• Data for processing:
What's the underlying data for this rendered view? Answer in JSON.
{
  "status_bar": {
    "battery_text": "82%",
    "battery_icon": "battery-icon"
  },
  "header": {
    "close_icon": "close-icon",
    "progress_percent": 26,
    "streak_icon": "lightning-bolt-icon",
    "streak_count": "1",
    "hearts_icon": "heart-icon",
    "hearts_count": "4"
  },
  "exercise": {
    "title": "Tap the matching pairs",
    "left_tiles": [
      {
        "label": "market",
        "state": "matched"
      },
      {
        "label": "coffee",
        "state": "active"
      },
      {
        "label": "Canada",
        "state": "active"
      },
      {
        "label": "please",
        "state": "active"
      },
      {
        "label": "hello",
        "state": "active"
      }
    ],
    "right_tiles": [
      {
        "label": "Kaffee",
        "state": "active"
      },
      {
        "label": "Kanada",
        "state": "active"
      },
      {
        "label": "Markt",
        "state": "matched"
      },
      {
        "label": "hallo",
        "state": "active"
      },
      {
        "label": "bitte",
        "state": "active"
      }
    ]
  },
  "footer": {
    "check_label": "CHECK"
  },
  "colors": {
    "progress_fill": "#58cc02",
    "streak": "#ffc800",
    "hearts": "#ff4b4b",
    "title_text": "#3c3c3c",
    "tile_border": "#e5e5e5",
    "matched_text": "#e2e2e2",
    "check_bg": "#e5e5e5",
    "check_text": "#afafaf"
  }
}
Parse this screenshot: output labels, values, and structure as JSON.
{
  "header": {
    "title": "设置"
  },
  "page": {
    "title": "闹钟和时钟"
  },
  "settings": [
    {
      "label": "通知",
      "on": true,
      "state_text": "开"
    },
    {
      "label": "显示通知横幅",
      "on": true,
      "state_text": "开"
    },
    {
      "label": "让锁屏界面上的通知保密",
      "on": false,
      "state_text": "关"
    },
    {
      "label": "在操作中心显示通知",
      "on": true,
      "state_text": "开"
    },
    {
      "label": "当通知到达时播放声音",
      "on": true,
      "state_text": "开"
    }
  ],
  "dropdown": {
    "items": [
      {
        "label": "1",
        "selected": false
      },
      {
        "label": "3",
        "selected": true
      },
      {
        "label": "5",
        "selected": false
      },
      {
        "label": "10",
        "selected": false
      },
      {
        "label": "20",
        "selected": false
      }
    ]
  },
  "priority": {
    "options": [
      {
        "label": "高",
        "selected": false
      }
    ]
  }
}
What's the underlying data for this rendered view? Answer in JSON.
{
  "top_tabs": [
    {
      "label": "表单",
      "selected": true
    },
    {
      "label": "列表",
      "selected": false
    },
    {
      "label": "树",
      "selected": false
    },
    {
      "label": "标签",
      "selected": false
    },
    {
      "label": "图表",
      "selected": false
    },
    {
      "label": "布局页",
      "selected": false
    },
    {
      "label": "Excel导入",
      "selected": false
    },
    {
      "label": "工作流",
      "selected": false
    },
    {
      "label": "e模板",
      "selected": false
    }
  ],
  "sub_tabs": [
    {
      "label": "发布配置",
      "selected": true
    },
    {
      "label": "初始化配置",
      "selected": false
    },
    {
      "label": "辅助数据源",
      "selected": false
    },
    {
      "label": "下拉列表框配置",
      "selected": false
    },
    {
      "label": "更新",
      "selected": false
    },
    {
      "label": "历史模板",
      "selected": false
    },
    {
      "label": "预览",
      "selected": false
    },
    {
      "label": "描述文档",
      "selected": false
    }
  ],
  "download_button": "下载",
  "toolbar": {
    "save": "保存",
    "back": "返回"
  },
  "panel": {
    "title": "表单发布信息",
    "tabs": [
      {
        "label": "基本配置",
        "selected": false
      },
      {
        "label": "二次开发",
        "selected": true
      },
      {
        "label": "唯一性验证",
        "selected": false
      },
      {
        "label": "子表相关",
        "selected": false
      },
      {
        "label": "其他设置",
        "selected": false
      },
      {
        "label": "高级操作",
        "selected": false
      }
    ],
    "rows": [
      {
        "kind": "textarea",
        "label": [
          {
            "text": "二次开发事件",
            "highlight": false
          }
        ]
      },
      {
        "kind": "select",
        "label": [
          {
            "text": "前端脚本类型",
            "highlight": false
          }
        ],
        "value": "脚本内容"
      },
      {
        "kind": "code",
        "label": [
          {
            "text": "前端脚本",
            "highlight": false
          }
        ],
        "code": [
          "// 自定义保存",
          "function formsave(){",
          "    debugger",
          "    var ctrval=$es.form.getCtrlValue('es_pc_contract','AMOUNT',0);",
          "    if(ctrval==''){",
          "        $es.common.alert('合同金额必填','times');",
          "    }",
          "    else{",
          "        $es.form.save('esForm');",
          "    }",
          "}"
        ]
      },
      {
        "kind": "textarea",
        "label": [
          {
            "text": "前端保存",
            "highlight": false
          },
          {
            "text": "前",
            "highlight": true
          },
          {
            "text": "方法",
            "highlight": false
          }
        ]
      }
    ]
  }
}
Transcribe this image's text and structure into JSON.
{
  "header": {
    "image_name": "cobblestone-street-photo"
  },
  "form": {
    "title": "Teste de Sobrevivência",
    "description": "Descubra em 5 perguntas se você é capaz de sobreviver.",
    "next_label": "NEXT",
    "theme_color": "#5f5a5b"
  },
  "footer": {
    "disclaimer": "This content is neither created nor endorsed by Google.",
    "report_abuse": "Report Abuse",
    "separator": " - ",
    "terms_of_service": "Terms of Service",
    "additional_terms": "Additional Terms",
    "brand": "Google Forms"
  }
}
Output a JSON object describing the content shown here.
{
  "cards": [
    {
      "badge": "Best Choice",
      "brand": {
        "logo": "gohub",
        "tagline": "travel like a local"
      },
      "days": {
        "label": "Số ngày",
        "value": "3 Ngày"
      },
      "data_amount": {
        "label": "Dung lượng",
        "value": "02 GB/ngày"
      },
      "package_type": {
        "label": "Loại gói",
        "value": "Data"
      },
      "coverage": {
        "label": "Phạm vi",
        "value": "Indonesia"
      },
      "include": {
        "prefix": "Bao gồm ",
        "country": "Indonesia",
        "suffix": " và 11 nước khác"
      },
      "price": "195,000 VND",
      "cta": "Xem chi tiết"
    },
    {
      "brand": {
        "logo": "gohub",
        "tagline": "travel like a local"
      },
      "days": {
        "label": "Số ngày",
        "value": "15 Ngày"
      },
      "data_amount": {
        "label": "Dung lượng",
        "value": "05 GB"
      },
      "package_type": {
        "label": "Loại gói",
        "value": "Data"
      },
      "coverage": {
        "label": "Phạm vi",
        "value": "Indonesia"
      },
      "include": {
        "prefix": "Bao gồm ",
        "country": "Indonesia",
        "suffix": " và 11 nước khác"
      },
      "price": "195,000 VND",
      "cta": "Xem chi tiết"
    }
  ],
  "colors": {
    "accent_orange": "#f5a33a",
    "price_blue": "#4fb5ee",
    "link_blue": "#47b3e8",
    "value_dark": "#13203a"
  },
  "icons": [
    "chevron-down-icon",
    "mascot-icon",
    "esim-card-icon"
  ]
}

• Aim: Extract all of the data above without altering anything.

• Task response:
What's the underlying data for this rendered view? Answer in JSON.
{
  "status_bar": {
    "battery_text": "82%",
    "battery_icon": "battery-icon"
  },
  "header": {
    "close_icon": "close-icon",
    "progress_percent": 26,
    "streak_icon": "lightning-bolt-icon",
    "streak_count": "1",
    "hearts_icon": "heart-icon",
    "hearts_count": "4"
  },
  "exercise": {
    "title": "Tap the matching pairs",
    "left_tiles": [
      {
        "label": "market",
        "state": "matched"
      },
      {
        "label": "coffee",
        "state": "active"
      },
      {
        "label": "Canada",
        "state": "active"
      },
      {
        "label": "please",
        "state": "active"
      },
      {
        "label": "hello",
        "state": "active"
      }
    ],
    "right_tiles": [
      {
        "label": "Kaffee",
        "state": "active"
      },
      {
        "label": "Kanada",
        "state": "active"
      },
      {
        "label": "Markt",
        "state": "matched"
      },
      {
        "label": "hallo",
        "state": "active"
      },
      {
        "label": "bitte",
        "state": "active"
      }
    ]
  },
  "footer": {
    "check_label": "CHECK"
  },
  "colors": {
    "progress_fill": "#58cc02",
    "streak": "#ffc800",
    "hearts": "#ff4b4b",
    "title_text": "#3c3c3c",
    "tile_border": "#e5e5e5",
    "matched_text": "#e2e2e2",
    "check_bg": "#e5e5e5",
    "check_text": "#afafaf"
  }
}
Parse this screenshot: output labels, values, and structure as JSON.
{
  "header": {
    "title": "设置"
  },
  "page": {
    "title": "闹钟和时钟"
  },
  "settings": [
    {
      "label": "通知",
      "on": true,
      "state_text": "开"
    },
    {
      "label": "显示通知横幅",
      "on": true,
      "state_text": "开"
    },
    {
      "label": "让锁屏界面上的通知保密",
      "on": false,
      "state_text": "关"
    },
    {
      "label": "在操作中心显示通知",
      "on": true,
      "state_text": "开"
    },
    {
      "label": "当通知到达时播放声音",
      "on": true,
      "state_text": "开"
    }
  ],
  "dropdown": {
    "items": [
      {
        "label": "1",
        "selected": false
      },
      {
        "label": "3",
        "selected": true
      },
      {
        "label": "5",
        "selected": false
      },
      {
        "label": "10",
        "selected": false
      },
      {
        "label": "20",
        "selected": false
      }
    ]
  },
  "priority": {
    "options": [
      {
        "label": "高",
        "selected": false
      }
    ]
  }
}
What's the underlying data for this rendered view? Answer in JSON.
{
  "top_tabs": [
    {
      "label": "表单",
      "selected": true
    },
    {
      "label": "列表",
      "selected": false
    },
    {
      "label": "树",
      "selected": false
    },
    {
      "label": "标签",
      "selected": false
    },
    {
      "label": "图表",
      "selected": false
    },
    {
      "label": "布局页",
      "selected": false
    },
    {
      "label": "Excel导入",
      "selected": false
    },
    {
      "label": "工作流",
      "selected": false
    },
    {
      "label": "e模板",
      "selected": false
    }
  ],
  "sub_tabs": [
    {
      "label": "发布配置",
      "selected": true
    },
    {
      "label": "初始化配置",
      "selected": false
    },
    {
      "label": "辅助数据源",
      "selected": false
    },
    {
      "label": "下拉列表框配置",
      "selected": false
    },
    {
      "label": "更新",
      "selected": false
    },
    {
      "label": "历史模板",
      "selected": false
    },
    {
      "label": "预览",
      "selected": false
    },
    {
      "label": "描述文档",
      "selected": false
    }
  ],
  "download_button": "下载",
  "toolbar": {
    "save": "保存",
    "back": "返回"
  },
  "panel": {
    "title": "表单发布信息",
    "tabs": [
      {
        "label": "基本配置",
        "selected": false
      },
      {
        "label": "二次开发",
        "selected": true
      },
      {
        "label": "唯一性验证",
        "selected": false
      },
      {
        "label": "子表相关",
        "selected": false
      },
      {
        "label": "其他设置",
        "selected": false
      },
      {
        "label": "高级操作",
        "selected": false
      }
    ],
    "rows": [
      {
        "kind": "textarea",
        "label": [
          {
            "text": "二次开发事件",
            "highlight": false
          }
        ]
      },
      {
        "kind": "select",
        "label": [
          {
            "text": "前端脚本类型",
            "highlight": false
          }
        ],
        "value": "脚本内容"
      },
      {
        "kind": "code",
        "label": [
          {
            "text": "前端脚本",
            "highlight": false
          }
        ],
        "code": [
          "// 自定义保存",
          "function formsave(){",
          "    debugger",
          "    var ctrval=$es.form.getCtrlValue('es_pc_contract','AMOUNT',0);",
          "    if(ctrval==''){",
          "        $es.common.alert('合同金额必填','times');",
          "    }",
          "    else{",
          "        $es.form.save('esForm');",
          "    }",
          "}"
        ]
      },
      {
        "kind": "textarea",
        "label": [
          {
            "text": "前端保存",
            "highlight": false
          },
          {
            "text": "前",
            "highlight": true
          },
          {
            "text": "方法",
            "highlight": false
          }
        ]
      }
    ]
  }
}
Transcribe this image's text and structure into JSON.
{
  "header": {
    "image_name": "cobblestone-street-photo"
  },
  "form": {
    "title": "Teste de Sobrevivência",
    "description": "Descubra em 5 perguntas se você é capaz de sobreviver.",
    "next_label": "NEXT",
    "theme_color": "#5f5a5b"
  },
  "footer": {
    "disclaimer": "This content is neither created nor endorsed by Google.",
    "report_abuse": "Report Abuse",
    "separator": " - ",
    "terms_of_service": "Terms of Service",
    "additional_terms": "Additional Terms",
    "brand": "Google Forms"
  }
}
Output a JSON object describing the content shown here.
{
  "cards": [
    {
      "badge": "Best Choice",
      "brand": {
        "logo": "gohub",
        "tagline": "travel like a local"
      },
      "days": {
        "label": "Số ngày",
        "value": "3 Ngày"
      },
      "data_amount": {
        "label": "Dung lượng",
        "value": "02 GB/ngày"
      },
      "package_type": {
        "label": "Loại gói",
        "value": "Data"
      },
      "coverage": {
        "label": "Phạm vi",
        "value": "Indonesia"
      },
      "include": {
        "prefix": "Bao gồm ",
        "country": "Indonesia",
        "suffix": " và 11 nước khác"
      },
      "price": "195,000 VND",
      "cta": "Xem chi tiết"
    },
    {
      "brand": {
        "logo": "gohub",
        "tagline": "travel like a local"
      },
      "days": {
        "label": "Số ngày",
        "value": "15 Ngày"
      },
      "data_amount": {
        "label": "Dung lượng",
        "value": "05 GB"
      },
      "package_type": {
        "label": "Loại gói",
        "value": "Data"
      },
      "coverage": {
        "label": "Phạm vi",
        "value": "Indonesia"
      },
      "include": {
        "prefix": "Bao gồm ",
        "country": "Indonesia",
        "suffix": " và 11 nước khác"
      },
      "price": "195,000 VND",
      "cta": "Xem chi tiết"
    }
  ],
  "colors": {
    "accent_orange": "#f5a33a",
    "price_blue": "#4fb5ee",
    "link_blue": "#47b3e8",
    "value_dark": "#13203a"
  },
  "icons": [
    "chevron-down-icon",
    "mascot-icon",
    "esim-card-icon"
  ]
}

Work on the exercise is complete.